# THE EXERCISE
Drop the pictures from the entries below, then reproduce the rest exactly.

# DATASET RECORDS
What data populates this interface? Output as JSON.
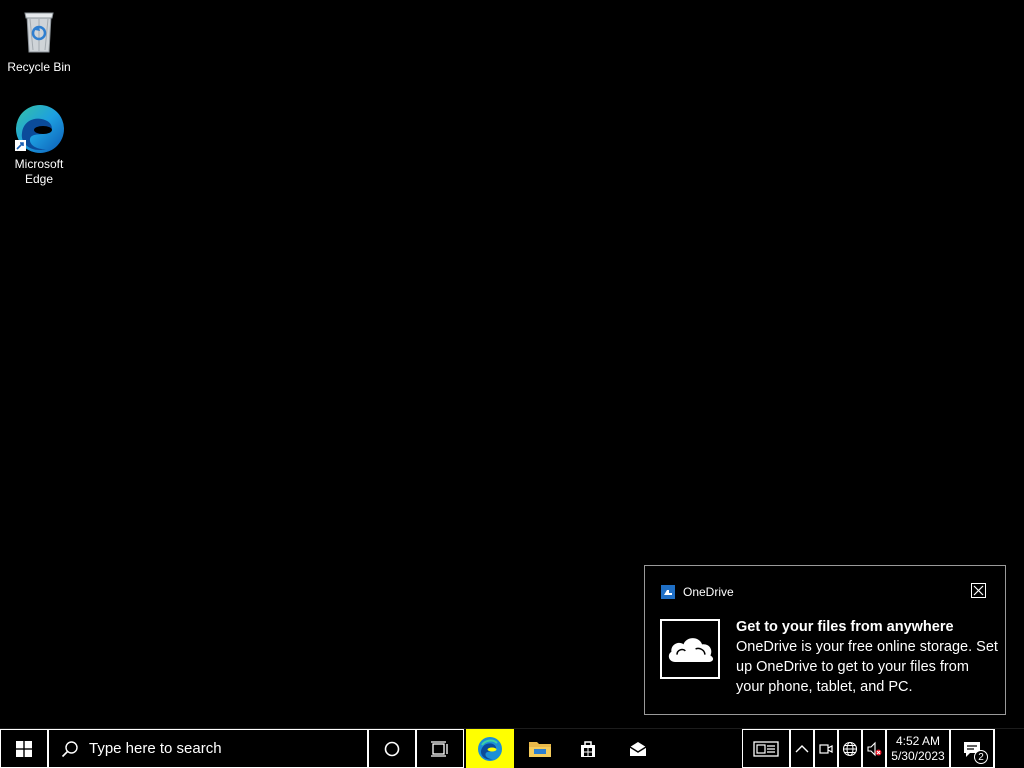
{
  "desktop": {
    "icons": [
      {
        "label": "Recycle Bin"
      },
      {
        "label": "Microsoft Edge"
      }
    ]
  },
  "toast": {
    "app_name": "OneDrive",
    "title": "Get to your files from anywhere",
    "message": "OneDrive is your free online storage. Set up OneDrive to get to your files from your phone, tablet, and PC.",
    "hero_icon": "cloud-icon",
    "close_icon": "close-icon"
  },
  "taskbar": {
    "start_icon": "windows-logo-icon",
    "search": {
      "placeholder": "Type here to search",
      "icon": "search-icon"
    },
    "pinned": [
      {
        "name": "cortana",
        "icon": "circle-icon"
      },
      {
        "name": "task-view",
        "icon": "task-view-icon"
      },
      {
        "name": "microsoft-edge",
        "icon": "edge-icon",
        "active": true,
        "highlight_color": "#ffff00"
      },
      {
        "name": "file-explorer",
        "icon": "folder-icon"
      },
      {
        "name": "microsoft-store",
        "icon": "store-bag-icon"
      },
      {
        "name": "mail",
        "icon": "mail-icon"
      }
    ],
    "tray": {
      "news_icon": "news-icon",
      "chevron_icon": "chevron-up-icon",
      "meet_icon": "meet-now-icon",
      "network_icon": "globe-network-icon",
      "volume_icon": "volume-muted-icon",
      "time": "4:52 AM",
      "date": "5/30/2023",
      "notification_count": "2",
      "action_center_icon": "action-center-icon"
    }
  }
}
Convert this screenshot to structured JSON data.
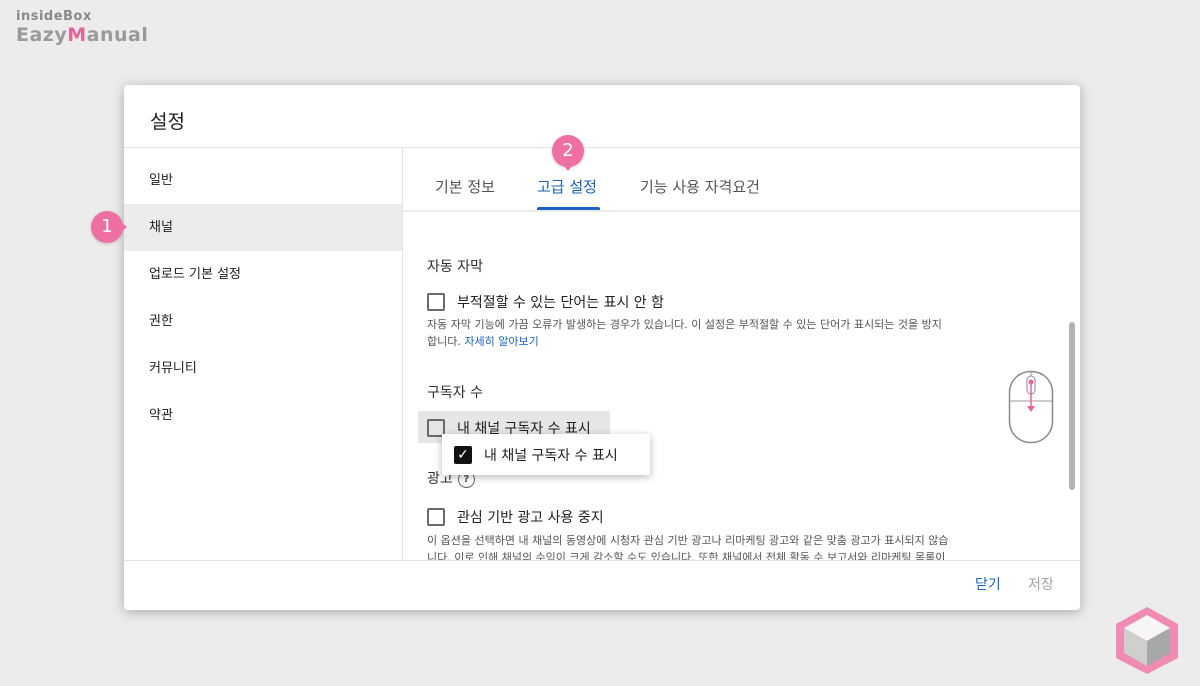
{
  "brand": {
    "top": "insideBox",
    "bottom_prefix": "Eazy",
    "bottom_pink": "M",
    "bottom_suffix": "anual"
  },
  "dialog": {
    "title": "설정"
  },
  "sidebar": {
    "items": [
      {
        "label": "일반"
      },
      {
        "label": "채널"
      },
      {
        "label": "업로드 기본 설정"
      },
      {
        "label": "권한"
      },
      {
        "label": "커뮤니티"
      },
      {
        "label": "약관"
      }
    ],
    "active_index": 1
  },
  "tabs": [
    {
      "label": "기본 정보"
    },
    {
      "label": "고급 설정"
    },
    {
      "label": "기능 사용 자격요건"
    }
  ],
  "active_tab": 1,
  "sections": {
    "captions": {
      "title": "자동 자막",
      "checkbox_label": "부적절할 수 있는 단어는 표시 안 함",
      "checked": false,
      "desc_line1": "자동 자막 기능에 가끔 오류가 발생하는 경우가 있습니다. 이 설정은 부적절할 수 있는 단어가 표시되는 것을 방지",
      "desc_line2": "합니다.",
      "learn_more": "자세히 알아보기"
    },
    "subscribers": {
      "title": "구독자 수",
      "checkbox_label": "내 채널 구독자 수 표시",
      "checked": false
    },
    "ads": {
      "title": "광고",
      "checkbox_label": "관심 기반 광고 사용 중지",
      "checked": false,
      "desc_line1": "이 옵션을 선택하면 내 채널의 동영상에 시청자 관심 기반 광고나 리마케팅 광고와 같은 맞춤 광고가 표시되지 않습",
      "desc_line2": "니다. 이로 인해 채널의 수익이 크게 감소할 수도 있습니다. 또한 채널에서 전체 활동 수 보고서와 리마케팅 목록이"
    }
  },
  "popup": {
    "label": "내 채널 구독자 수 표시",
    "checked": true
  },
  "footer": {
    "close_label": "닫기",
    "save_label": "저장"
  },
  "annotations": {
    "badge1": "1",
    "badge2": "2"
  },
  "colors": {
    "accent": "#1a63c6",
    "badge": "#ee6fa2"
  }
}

# TASK SOLUTION
What data populates this interface? Output as JSON.
{
  "desktop": {
    "icons": [
      {
        "label": "Recycle Bin"
      },
      {
        "label": "Microsoft Edge"
      }
    ]
  },
  "toast": {
    "app_name": "OneDrive",
    "title": "Get to your files from anywhere",
    "message": "OneDrive is your free online storage. Set up OneDrive to get to your files from your phone, tablet, and PC.",
    "hero_icon": "cloud-icon",
    "close_icon": "close-icon"
  },
  "taskbar": {
    "start_icon": "windows-logo-icon",
    "search": {
      "placeholder": "Type here to search",
      "icon": "search-icon"
    },
    "pinned": [
      {
        "name": "cortana",
        "icon": "circle-icon"
      },
      {
        "name": "task-view",
        "icon": "task-view-icon"
      },
      {
        "name": "microsoft-edge",
        "icon": "edge-icon",
        "active": true,
        "highlight_color": "#ffff00"
      },
      {
        "name": "file-explorer",
        "icon": "folder-icon"
      },
      {
        "name": "microsoft-store",
        "icon": "store-bag-icon"
      },
      {
        "name": "mail",
        "icon": "mail-icon"
      }
    ],
    "tray": {
      "news_icon": "news-icon",
      "chevron_icon": "chevron-up-icon",
      "meet_icon": "meet-now-icon",
      "network_icon": "globe-network-icon",
      "volume_icon": "volume-muted-icon",
      "time": "4:52 AM",
      "date": "5/30/2023",
      "notification_count": "2",
      "action_center_icon": "action-center-icon"
    }
  }
}
Convert this screenshot to structured JSON data.
{
  "brand": {
    "top": "insideBox",
    "bottom_prefix": "Eazy",
    "bottom_pink": "M",
    "bottom_suffix": "anual"
  },
  "dialog": {
    "title": "설정"
  },
  "sidebar": {
    "items": [
      {
        "label": "일반"
      },
      {
        "label": "채널"
      },
      {
        "label": "업로드 기본 설정"
      },
      {
        "label": "권한"
      },
      {
        "label": "커뮤니티"
      },
      {
        "label": "약관"
      }
    ],
    "active_index": 1
  },
  "tabs": [
    {
      "label": "기본 정보"
    },
    {
      "label": "고급 설정"
    },
    {
      "label": "기능 사용 자격요건"
    }
  ],
  "active_tab": 1,
  "sections": {
    "captions": {
      "title": "자동 자막",
      "checkbox_label": "부적절할 수 있는 단어는 표시 안 함",
      "checked": false,
      "desc_line1": "자동 자막 기능에 가끔 오류가 발생하는 경우가 있습니다. 이 설정은 부적절할 수 있는 단어가 표시되는 것을 방지",
      "desc_line2": "합니다.",
      "learn_more": "자세히 알아보기"
    },
    "subscribers": {
      "title": "구독자 수",
      "checkbox_label": "내 채널 구독자 수 표시",
      "checked": false
    },
    "ads": {
      "title": "광고",
      "checkbox_label": "관심 기반 광고 사용 중지",
      "checked": false,
      "desc_line1": "이 옵션을 선택하면 내 채널의 동영상에 시청자 관심 기반 광고나 리마케팅 광고와 같은 맞춤 광고가 표시되지 않습",
      "desc_line2": "니다. 이로 인해 채널의 수익이 크게 감소할 수도 있습니다. 또한 채널에서 전체 활동 수 보고서와 리마케팅 목록이"
    }
  },
  "popup": {
    "label": "내 채널 구독자 수 표시",
    "checked": true
  },
  "footer": {
    "close_label": "닫기",
    "save_label": "저장"
  },
  "annotations": {
    "badge1": "1",
    "badge2": "2"
  },
  "colors": {
    "accent": "#1a63c6",
    "badge": "#ee6fa2"
  }
}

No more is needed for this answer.